■ DOCUMENT EXTRACT
┄┄┄┄┄┄┄┄┄┄┄┄┄┄┄┄┄┄┄┄

Tuesday, December 13, 2011

ABOUT THE AMAZON THING...

There's been a huge outcry lately protesting Amazon's latest questionable business decision: a promotion offering a rebate (up to $5 off) on Amazon purchases for using their price checking app in brick and mortar bookstores. People are pretty upset for obvious reasons that range from Amazon encouraging consumers to use and abuse bookstores' costly resources (knowledgeable staff and rent to name two) with no intention to pay for them, to tricking consumers into doing market research for them to blah blah whatever. If you want to read about it, here's a link:

http://www.nytimes.com/2011/12/13/opinion/amazons-jungle-logic.html


I don't particularly care about the market research aspect of it, because that kind of stuff has been going on forever. Anyone remember those graphic design "competitions" where students could enter to "win" a cash prize worth a tenth of what a professional designer would have charged? Sleazy as hell, but there are bigger issues at hand. The whole exploiting rival businesses' overhead while pricing your own items at below cost (or more frequently, forcing your suppliers to) to obliterate the competition thing? That I have a problem with. I wasn't going to write about it though. Enough bloggers have railed against this despicable promotion as it is, and I think most people agree that it's majorly screwed up. Plus, by internet standards this is old news. Oh yeah, also I didn't want to (I can be pretty aggressively lazy when I put my mind to it).

So now that I've bored you with half a paragraph about why I wasn't going to write a blog on this particular topic, you are probably (justifiably) wondering why I went ahead and did it anyway. You know that article I linked to about three inches ago? Go read the comments section. That's why. To highlight a few:

"The tone of the article and some comments border on snobbery from groups that are unable or unwilling to adapt to technology. A book isn't a real book unless you've searched for it in a dusty, main street store with a quaint name, and had long discussions about it over tea. Anything you buy with a mouseclick that gets delivered in a truck to your door isn't a 'real' book.
I can remember when email was starting to gain traction. Elitist detractors eschewed the impersonal bits and bytes delivered over a wire. So much would be lost without a personal phone call, or handwritten note, they said.
The method of purchase or delivery, in my opinion, doesn't matter. The wonder of a novel lies within the pages itself. If a child is enjoying a book I don't care how it got to their hands.
The independent bookseller will always exist, although perhaps in smaller numbers, for those who want that experience. Society is benefitted as a whole by big-box retailers because it increases efficiency. Instead of driving down to that local bookshop, finding parking, walking through the store, and waiting in line, perhaps you could buy online, and use that time saved to read MORE books." - Arthur, New York, NY

Um, an unwillingness to adapt to technology is the problem here? Are you sure? You don't think that maybe, just maybe that could be a completely unrelated (albeit impressively condescending) distraction from the real issue? I don't think that anyone is criticizing Amazon for being an online retailer. Online and brick and mortar bookstores serve different purposes, and should be able to happily coexist. People are upset because Amazon is encouraging consumers to use traditional bookstores' resources without paying for them, then give their money to a competitor that didn't spend a dime on overhead. People are upset because Amazon did something that was blatantly unethical, not because they're a bunch of elitist snobs. (As for the emails vs. letters/phone calls line of reasoning, emails and letters are two completely separate entities that serve completely different functions--just like Amazon and traditional booksellers! I grew up with email and have acclimated to it one-hundred percent, and I still think that email lacks a personal touch that only proper letters can deliver.) True, online retailers are more efficient, and that is great! You have every right to do your shopping online, but to claim that "The independent bookseller will always exist" and that "Society is benefitted as a whole by big-box retailers" is woefully ignorant. And that whole using-the-time-you-save-to-read-more-books argument? Really?

┄┄┄┄┄┄┄┄┄┄┄┄┄┄┄┄┄┄┄┄

■ DATA
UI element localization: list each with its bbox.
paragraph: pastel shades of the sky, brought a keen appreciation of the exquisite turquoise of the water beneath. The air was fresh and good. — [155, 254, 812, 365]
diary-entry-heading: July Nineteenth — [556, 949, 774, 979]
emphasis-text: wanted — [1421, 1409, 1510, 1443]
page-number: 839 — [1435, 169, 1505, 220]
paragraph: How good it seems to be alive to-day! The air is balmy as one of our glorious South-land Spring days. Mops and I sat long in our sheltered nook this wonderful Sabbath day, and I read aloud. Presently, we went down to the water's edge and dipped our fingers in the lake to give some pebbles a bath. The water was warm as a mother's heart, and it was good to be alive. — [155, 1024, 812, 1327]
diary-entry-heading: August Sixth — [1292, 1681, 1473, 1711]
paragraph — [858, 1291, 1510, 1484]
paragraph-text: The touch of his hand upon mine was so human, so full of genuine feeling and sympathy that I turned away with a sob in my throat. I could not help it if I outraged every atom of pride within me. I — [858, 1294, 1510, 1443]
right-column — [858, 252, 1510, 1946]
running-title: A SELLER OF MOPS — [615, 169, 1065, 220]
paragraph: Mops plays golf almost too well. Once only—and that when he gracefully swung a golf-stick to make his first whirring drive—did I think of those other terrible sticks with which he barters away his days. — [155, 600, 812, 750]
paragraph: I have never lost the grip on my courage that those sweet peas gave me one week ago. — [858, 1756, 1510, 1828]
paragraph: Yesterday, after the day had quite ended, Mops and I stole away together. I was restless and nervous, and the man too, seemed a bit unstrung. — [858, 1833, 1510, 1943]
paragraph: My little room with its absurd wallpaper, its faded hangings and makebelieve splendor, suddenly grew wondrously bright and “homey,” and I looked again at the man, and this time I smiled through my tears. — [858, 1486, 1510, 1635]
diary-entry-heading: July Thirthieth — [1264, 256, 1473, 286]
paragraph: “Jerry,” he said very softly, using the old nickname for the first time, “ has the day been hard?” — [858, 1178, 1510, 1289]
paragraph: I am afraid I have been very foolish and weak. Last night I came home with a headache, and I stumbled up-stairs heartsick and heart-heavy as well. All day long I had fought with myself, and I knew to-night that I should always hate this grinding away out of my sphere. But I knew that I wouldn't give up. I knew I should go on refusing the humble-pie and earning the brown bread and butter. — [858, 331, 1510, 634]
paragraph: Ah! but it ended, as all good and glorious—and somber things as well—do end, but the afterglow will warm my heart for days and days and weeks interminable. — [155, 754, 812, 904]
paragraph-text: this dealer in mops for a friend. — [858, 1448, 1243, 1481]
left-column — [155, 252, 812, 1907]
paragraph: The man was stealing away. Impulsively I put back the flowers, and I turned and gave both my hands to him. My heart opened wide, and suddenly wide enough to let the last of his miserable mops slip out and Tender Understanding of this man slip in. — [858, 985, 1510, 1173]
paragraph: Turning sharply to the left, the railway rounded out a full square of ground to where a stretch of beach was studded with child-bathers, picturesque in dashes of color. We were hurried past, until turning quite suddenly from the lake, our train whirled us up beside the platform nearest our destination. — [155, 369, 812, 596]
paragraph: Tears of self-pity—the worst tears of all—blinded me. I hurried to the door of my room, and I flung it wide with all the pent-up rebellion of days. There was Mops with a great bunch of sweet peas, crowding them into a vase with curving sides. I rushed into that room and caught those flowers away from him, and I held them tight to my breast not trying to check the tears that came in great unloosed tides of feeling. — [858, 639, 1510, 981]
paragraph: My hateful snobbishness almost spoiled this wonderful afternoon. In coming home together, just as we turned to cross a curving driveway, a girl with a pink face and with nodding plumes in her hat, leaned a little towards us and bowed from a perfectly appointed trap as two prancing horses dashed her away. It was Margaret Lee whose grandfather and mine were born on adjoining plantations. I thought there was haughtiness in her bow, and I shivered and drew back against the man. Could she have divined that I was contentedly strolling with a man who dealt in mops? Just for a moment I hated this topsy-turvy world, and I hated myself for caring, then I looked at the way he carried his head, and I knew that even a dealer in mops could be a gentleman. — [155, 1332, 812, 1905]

┄┄┄┄┄┄┄┄┄┄┄┄┄┄┄┄┄┄┄┄

■ TASK SET
**1)** In the blog post about Amazon's price-check promotion, what did the promotion offer shoppers?
**2)** Condense the paragraph of the blog post about Amazon's price-check promotion that begins "I don't particularly care about the market research aspect" into a shorter version that keeps its main facts.
**3)** Continue the blog post about Amazon's price-check promotion from the point where it stops.

■ SOLVED PROBLEMS
**1)** A rebate of up to $5 off Amazon purchases for using Amazon's price checking app in brick and mortar bookstores.

**2)** The market research angle doesn't bother the writer much, since such practices are long-standing. One example is graphic design "competitions" that paid students a tenth of a professional's fee, which the writer calls sleazy but minor. The real objection is to exploiting rival businesses' overhead while pricing items below cost, or forcing suppliers to, in order to wipe out competitors. The writer hadn't planned to write about it: many bloggers already had, most people agree it's wrong, it's old news by internet standards, and the writer felt lazy.

**3)**
"Sorry Mr. Russo - you just don't get it. Many times buying a book at 17$ instead of 35$ is the difference between buying the book and not buying the book. Some people who read and care about books can not pay the higher price. So what if they will not have a bookseller to recommend books, they can always fall back on Dickens, Poe, Tolstoy or read the Book Review in the NYT.
Perhaps you and your Best-Seller friends are further out of touch than you realize." - Oliver, Chicago

Some people who read and care about books want recommendations beyond the classics and the New York Times Book Review. Perhaps, Oliver, you are further out of touch than you realize.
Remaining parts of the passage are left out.